Written problem:
Copy every line of the data that contains the string "lemonsoda".

Extracted data entries:
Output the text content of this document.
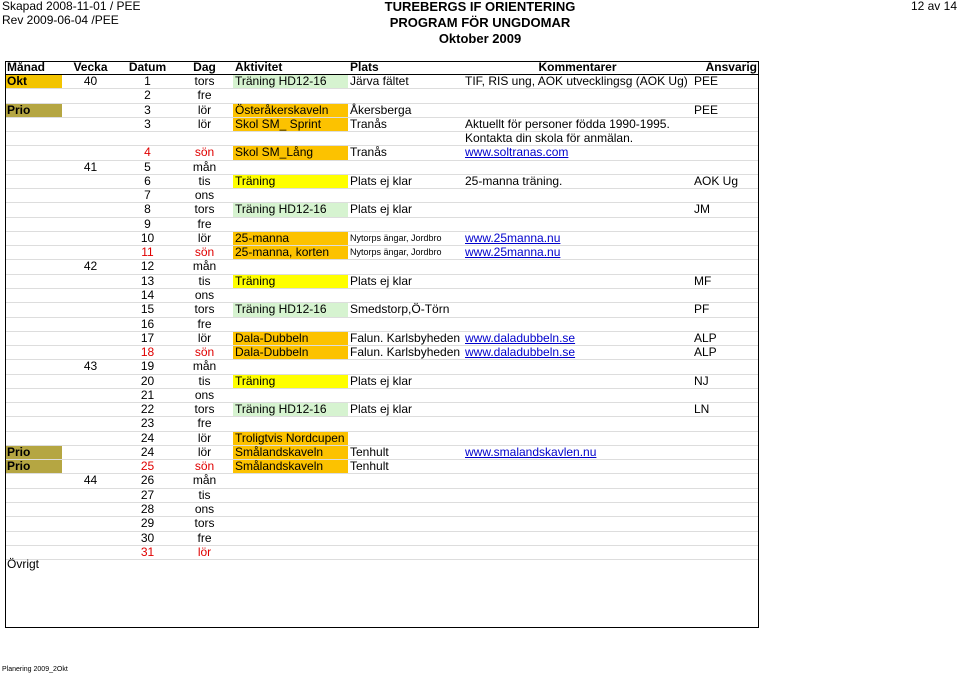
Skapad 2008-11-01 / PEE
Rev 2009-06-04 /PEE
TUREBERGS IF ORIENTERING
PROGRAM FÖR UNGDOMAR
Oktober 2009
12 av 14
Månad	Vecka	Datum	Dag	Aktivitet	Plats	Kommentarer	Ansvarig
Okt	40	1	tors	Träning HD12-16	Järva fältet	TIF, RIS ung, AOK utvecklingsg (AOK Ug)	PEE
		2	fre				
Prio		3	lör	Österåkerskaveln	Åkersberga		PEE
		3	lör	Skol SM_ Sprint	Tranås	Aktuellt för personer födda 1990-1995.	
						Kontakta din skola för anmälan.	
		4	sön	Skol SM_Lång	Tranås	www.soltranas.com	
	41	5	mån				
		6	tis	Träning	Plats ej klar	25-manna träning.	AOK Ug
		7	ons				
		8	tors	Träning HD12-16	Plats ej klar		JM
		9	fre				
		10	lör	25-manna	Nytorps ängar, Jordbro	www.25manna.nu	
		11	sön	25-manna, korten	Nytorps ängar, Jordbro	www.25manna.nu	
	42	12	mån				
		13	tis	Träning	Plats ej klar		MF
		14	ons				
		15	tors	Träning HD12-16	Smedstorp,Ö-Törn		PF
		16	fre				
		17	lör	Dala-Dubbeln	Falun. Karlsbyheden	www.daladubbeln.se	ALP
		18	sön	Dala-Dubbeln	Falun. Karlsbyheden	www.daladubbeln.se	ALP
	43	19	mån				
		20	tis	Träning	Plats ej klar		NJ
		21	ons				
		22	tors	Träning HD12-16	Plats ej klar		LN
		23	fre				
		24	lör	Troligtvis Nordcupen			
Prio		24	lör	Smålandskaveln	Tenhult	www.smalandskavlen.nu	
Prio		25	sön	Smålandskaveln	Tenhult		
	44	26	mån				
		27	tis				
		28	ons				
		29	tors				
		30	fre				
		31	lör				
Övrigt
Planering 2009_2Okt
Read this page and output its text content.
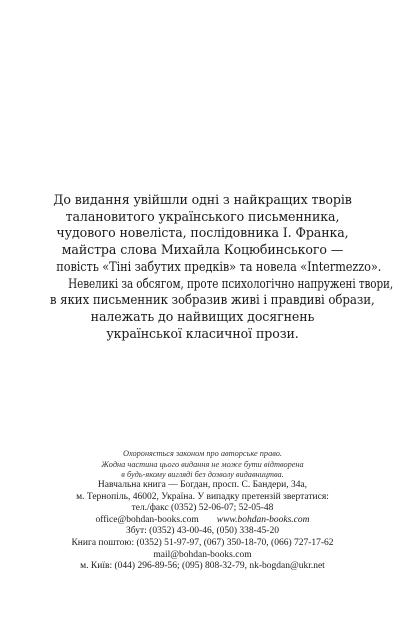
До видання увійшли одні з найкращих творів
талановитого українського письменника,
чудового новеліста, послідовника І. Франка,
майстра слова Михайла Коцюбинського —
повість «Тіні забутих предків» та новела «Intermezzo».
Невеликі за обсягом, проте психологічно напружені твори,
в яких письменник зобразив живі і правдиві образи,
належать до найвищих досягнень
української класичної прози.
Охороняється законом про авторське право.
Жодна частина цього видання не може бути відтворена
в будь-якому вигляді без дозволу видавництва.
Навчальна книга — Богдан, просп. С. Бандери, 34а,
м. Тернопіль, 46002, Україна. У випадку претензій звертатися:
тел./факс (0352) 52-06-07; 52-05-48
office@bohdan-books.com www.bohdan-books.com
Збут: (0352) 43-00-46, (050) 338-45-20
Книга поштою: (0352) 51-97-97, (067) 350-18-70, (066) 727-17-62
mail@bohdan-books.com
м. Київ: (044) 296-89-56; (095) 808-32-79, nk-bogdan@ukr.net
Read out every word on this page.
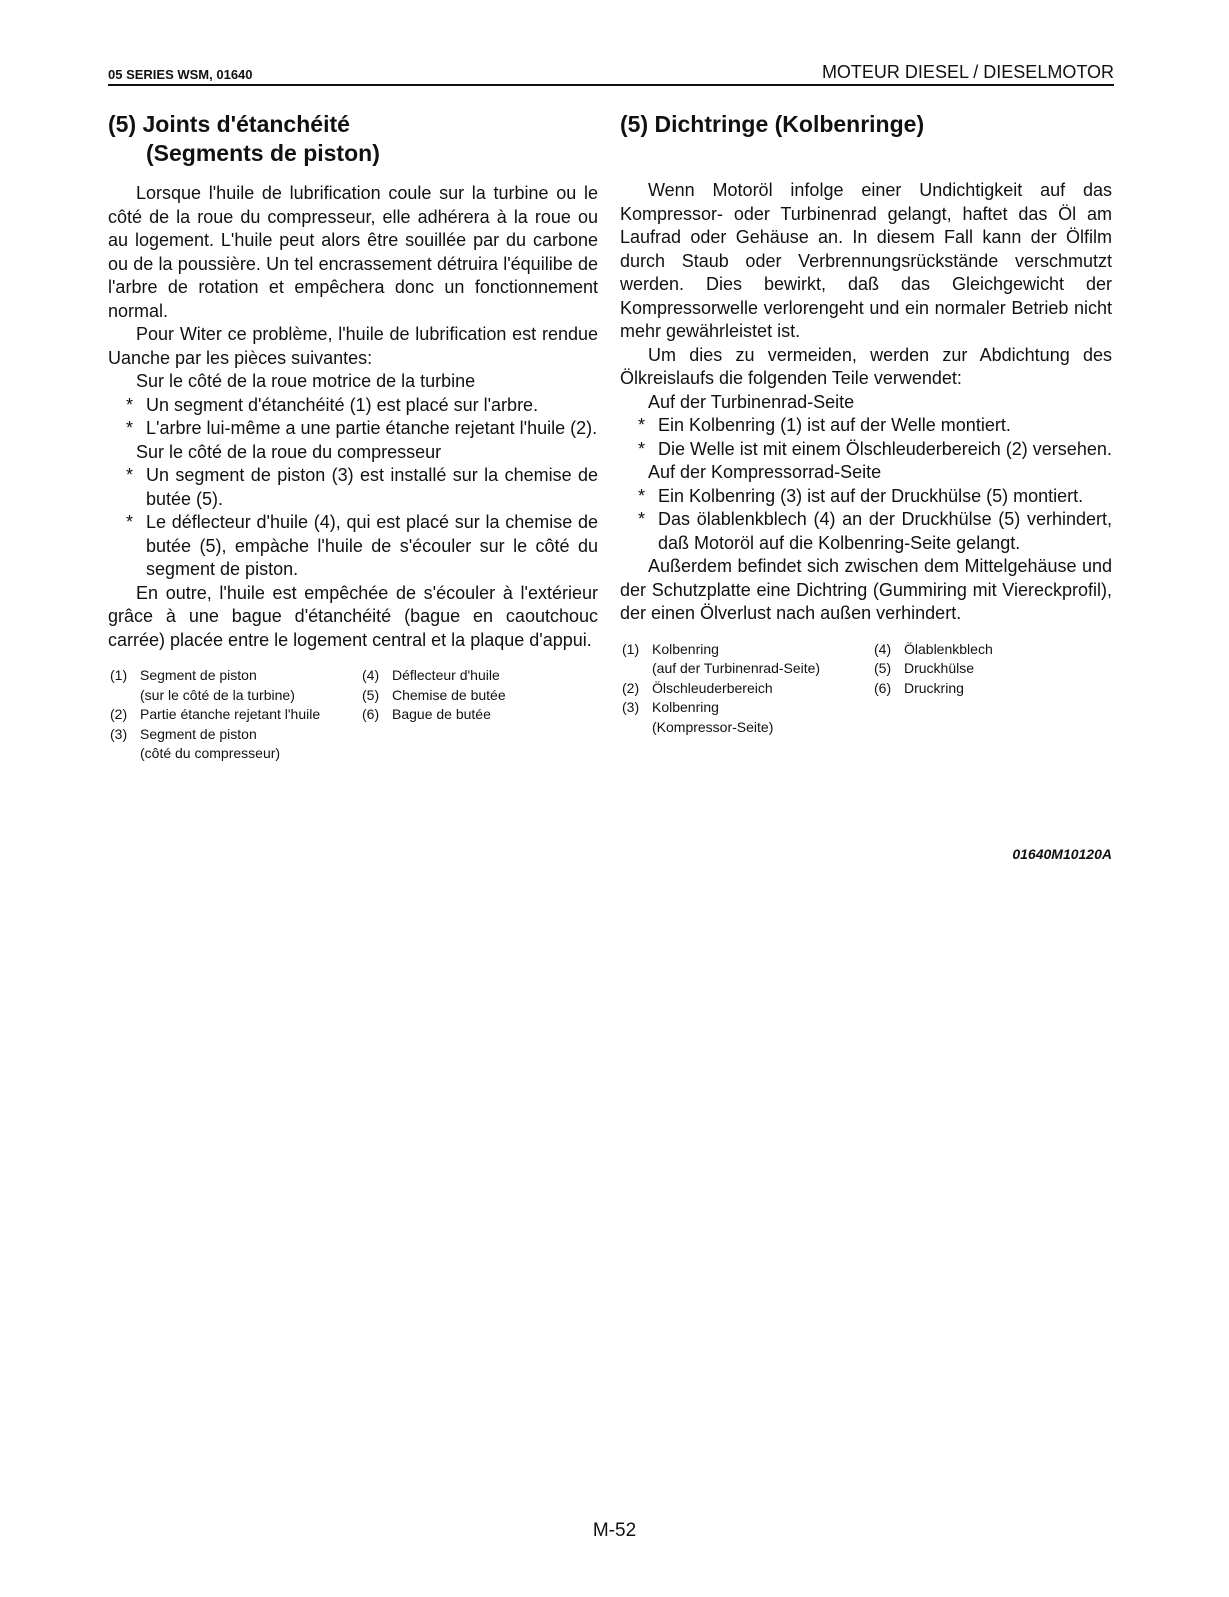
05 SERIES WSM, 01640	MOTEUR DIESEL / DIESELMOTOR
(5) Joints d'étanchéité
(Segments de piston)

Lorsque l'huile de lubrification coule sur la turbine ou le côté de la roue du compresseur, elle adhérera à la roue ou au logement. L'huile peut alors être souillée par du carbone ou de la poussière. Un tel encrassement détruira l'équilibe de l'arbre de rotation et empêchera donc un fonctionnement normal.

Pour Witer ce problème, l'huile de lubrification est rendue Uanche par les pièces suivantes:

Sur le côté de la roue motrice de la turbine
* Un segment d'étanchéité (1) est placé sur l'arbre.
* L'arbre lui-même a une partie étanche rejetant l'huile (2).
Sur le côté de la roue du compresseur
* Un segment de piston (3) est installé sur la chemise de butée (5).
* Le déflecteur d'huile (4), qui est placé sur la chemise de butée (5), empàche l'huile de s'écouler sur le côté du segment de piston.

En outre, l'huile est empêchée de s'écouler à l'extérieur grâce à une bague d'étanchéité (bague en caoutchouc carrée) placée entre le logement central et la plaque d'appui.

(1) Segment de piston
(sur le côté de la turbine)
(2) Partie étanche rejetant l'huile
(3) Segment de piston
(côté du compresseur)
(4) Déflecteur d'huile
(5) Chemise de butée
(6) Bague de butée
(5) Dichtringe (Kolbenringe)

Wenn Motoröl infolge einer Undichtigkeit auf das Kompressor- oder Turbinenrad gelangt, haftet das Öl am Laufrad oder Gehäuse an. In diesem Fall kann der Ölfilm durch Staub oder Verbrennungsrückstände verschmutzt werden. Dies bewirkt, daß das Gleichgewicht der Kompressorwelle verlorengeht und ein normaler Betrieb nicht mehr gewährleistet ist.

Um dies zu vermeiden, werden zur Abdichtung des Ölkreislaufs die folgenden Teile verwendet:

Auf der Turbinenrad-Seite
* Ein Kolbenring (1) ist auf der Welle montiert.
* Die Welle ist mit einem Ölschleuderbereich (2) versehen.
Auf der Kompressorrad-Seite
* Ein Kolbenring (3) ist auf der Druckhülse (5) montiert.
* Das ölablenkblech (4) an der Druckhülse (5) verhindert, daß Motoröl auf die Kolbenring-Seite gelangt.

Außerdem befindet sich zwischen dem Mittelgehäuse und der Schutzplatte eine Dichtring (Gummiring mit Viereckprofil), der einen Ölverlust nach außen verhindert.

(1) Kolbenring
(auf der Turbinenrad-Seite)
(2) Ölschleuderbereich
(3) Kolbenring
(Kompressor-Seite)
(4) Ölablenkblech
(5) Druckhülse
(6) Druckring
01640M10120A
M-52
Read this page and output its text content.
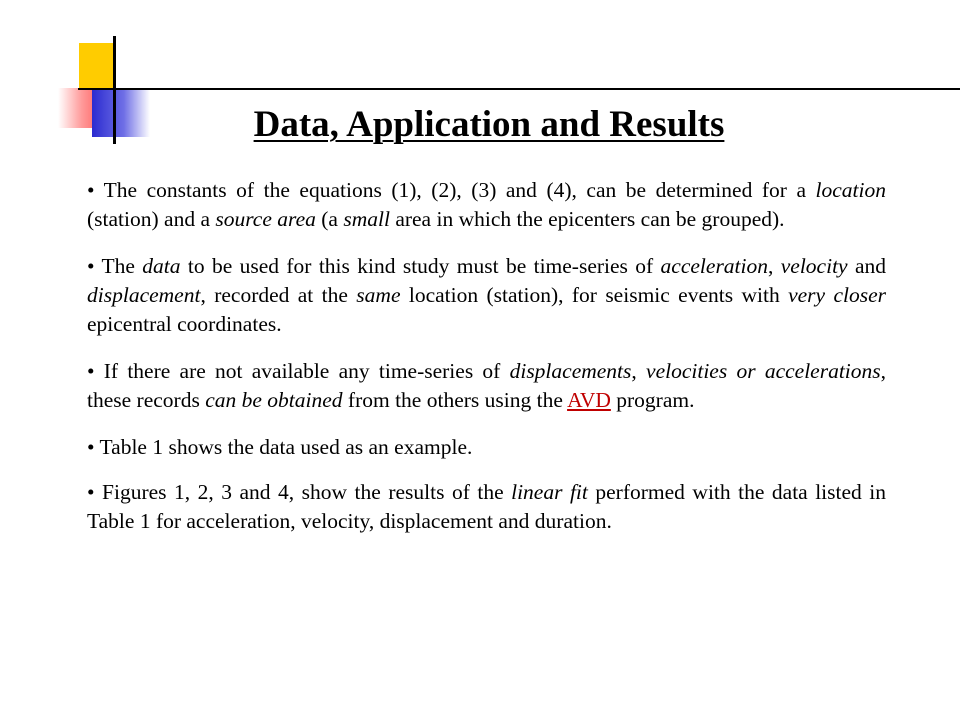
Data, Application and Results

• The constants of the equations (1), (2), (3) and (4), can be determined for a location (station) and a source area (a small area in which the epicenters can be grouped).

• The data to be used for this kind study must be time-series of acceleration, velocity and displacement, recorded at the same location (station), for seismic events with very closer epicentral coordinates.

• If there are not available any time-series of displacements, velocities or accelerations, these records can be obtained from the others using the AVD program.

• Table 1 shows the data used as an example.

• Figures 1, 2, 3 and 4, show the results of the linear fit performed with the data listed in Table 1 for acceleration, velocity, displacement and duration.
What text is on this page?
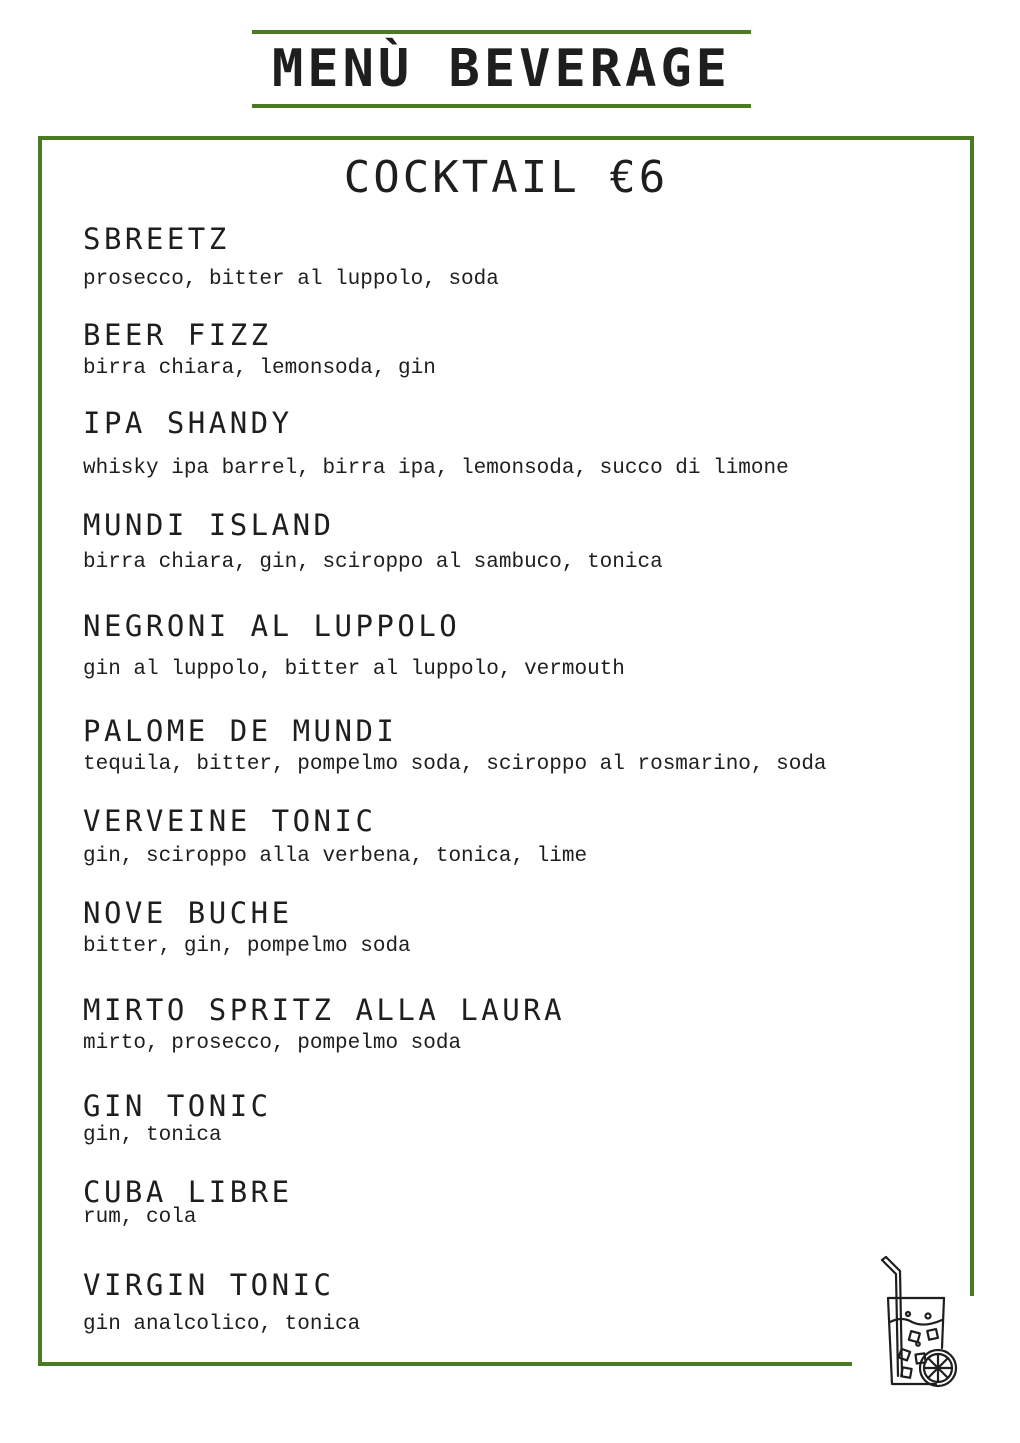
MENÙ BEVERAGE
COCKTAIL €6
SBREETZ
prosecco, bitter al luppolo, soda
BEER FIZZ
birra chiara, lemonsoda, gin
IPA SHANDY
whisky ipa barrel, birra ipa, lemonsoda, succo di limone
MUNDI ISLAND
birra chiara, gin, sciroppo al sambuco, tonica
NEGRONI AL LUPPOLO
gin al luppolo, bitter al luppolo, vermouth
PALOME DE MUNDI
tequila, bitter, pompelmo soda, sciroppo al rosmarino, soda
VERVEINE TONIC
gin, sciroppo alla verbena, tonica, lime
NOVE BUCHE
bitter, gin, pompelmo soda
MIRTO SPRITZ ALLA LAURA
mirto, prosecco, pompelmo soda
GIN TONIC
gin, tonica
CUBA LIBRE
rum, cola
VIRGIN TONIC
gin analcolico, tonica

The solution:
birra chiara, lemonsoda, gin
whisky ipa barrel, birra ipa, lemonsoda, succo di limone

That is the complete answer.